─── Data extract

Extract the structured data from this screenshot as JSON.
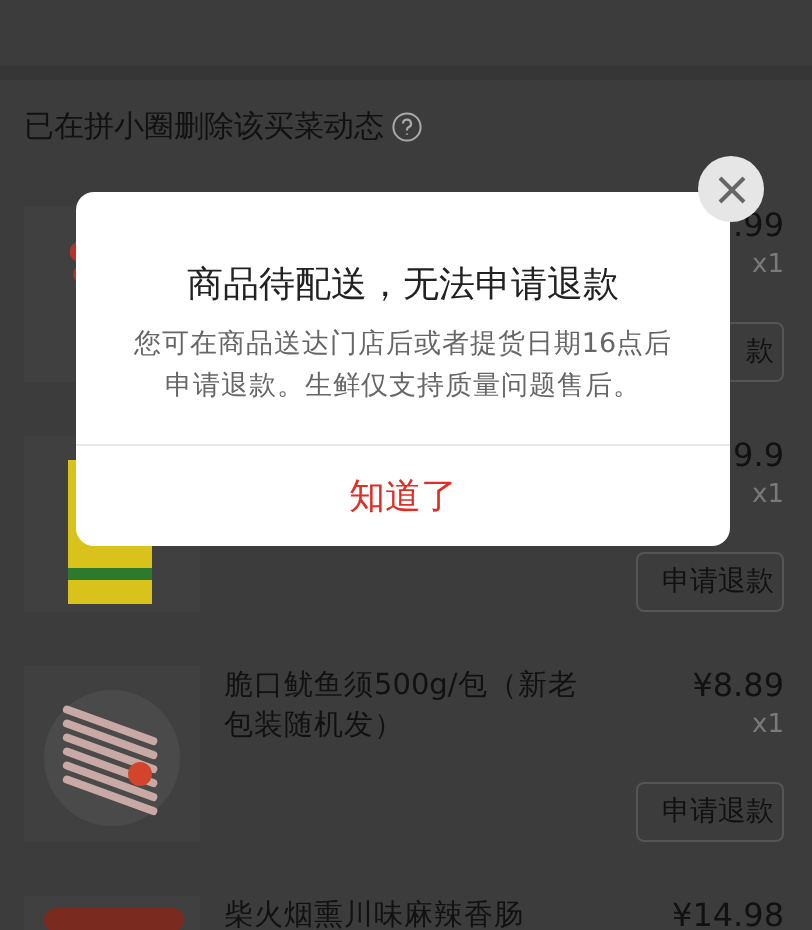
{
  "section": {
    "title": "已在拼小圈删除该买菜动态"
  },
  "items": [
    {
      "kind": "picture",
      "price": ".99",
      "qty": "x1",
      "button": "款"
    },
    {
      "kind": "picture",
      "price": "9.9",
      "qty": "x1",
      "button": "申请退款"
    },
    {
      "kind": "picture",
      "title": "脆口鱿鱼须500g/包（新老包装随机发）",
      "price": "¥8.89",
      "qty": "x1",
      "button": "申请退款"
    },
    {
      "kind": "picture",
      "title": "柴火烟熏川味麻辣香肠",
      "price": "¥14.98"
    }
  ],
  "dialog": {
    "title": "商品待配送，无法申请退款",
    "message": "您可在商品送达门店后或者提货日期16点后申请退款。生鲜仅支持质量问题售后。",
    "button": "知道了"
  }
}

──────
─── Data extract

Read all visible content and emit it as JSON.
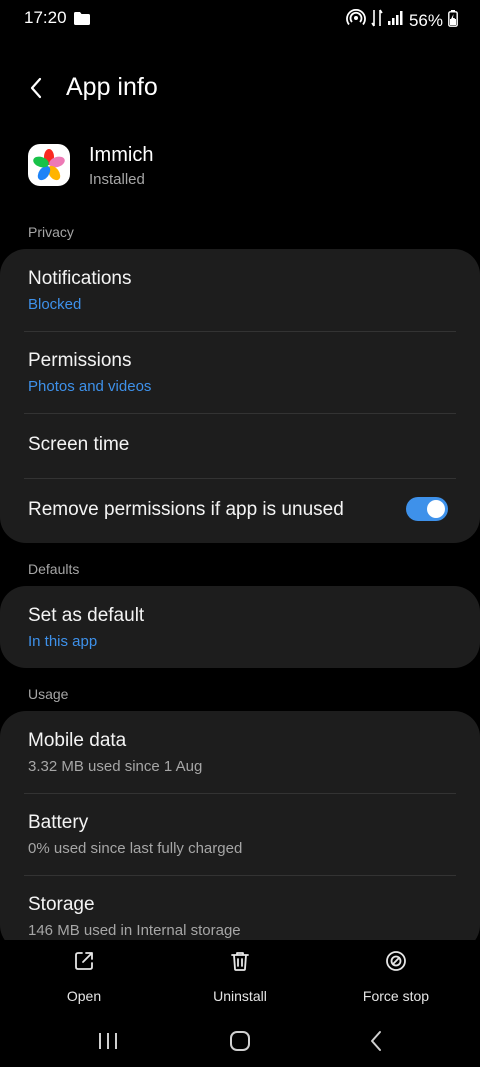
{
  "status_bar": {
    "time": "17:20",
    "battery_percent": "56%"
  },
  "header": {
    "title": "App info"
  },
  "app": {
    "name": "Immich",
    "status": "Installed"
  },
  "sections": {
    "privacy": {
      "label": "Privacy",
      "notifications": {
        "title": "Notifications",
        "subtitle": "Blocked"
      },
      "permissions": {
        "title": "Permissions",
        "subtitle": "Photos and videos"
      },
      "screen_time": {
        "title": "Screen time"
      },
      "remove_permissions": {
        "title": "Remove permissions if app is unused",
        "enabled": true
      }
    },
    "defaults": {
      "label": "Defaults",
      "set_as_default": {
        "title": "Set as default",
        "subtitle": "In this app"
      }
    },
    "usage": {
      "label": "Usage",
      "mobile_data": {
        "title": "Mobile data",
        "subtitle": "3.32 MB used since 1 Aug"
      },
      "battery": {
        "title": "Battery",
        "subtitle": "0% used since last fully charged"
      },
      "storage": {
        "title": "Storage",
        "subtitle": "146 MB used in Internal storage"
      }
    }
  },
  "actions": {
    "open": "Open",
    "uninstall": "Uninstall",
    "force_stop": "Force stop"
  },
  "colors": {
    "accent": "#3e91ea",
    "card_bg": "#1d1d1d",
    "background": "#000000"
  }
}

──────
─── Data extract

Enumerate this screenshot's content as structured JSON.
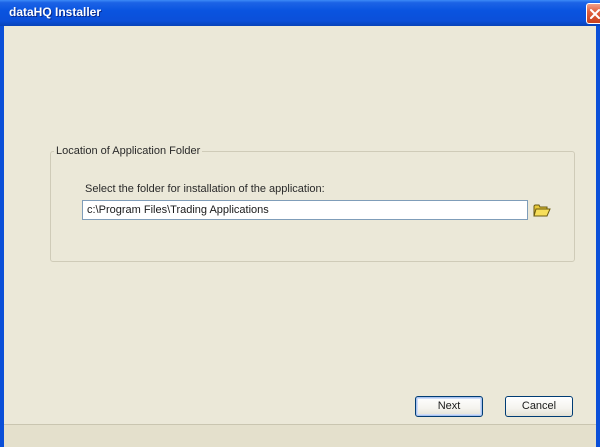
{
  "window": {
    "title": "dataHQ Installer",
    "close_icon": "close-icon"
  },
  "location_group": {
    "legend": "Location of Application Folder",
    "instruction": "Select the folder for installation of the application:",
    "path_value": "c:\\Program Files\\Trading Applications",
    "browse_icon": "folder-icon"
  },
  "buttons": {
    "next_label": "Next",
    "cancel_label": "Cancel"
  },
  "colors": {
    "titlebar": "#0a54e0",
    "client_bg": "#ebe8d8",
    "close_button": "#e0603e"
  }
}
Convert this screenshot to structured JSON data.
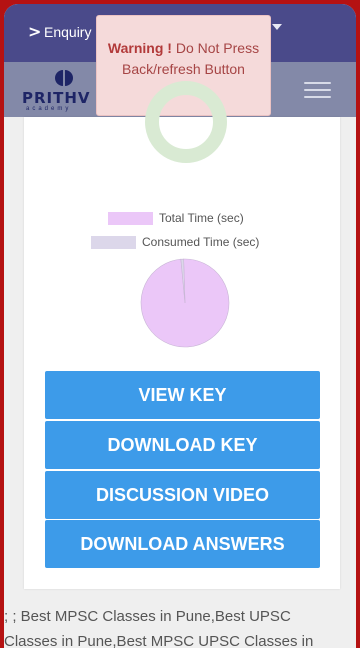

──────

> [Task instructions]:
From the records above, copy exactly the lines starting at the one with "Enumerate this screenshot's" and ending at the one with "Convert this screenshot", and no others. Pictures stay out.

> [The reply]:
Enumerate this screenshot's content as structured JSON.
{
  "window": {
    "title": "dataHQ Installer",
    "close_icon": "close-icon"
  },
  "location_group": {
    "legend": "Location of Application Folder",
    "instruction": "Select the folder for installation of the application:",
    "path_value": "c:\\Program Files\\Trading Applications",
    "browse_icon": "folder-icon"
  },
  "buttons": {
    "next_label": "Next",
    "cancel_label": "Cancel"
  },
  "colors": {
    "titlebar": "#0a54e0",
    "client_bg": "#ebe8d8",
    "close_button": "#e0603e"
  }
}
Convert this screenshot to structured JSON data.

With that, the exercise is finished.